EXERCISE — Give back a single number, the count of lines containing the word "Cadastros".

(Source data)

================================

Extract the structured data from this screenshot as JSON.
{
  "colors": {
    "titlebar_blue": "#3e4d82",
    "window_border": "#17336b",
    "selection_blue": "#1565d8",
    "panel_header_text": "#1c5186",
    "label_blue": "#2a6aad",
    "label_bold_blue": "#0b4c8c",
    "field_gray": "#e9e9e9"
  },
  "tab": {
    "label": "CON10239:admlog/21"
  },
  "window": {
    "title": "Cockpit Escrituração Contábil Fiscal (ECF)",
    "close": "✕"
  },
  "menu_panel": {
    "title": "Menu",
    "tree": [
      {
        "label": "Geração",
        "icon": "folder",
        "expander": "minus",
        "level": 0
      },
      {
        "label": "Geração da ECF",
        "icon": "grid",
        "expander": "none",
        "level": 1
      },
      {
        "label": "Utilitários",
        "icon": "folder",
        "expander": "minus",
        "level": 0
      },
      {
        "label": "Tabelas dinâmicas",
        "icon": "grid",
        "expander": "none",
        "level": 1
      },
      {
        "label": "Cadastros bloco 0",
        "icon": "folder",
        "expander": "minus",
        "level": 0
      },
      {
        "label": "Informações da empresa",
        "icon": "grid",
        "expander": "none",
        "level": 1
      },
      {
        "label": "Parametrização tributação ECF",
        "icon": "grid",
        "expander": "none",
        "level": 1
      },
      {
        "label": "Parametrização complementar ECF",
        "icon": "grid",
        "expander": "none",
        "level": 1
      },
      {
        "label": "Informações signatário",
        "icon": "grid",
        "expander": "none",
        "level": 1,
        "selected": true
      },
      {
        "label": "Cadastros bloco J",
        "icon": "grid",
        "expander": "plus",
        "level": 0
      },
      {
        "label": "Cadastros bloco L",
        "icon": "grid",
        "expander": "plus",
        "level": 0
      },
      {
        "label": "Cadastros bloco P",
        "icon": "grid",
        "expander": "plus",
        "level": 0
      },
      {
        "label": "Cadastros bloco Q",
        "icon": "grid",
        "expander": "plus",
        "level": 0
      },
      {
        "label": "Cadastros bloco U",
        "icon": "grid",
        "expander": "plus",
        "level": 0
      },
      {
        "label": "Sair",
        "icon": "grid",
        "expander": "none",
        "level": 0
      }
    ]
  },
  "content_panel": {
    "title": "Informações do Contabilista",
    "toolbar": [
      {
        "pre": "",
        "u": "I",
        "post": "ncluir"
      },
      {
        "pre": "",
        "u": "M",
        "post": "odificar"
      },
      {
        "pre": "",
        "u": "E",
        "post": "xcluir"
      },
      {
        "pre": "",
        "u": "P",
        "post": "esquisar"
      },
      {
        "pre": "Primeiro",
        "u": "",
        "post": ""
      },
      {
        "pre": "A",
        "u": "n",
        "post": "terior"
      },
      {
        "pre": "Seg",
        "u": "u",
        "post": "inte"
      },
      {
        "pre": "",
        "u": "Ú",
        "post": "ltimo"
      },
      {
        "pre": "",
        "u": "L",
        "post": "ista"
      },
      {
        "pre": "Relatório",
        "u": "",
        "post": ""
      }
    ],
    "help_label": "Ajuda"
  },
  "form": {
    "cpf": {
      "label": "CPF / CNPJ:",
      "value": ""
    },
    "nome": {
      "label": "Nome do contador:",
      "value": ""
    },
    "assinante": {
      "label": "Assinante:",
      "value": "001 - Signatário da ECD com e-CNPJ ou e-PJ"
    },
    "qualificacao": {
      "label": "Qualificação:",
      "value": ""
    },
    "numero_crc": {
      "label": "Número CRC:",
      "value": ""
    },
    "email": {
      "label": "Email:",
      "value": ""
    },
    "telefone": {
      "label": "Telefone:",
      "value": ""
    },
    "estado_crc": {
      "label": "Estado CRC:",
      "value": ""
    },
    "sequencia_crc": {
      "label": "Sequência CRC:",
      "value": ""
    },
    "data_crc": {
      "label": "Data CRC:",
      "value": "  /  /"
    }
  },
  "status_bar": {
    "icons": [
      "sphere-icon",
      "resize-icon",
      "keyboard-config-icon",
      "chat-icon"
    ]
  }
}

================================

FULL RESPONSE — 6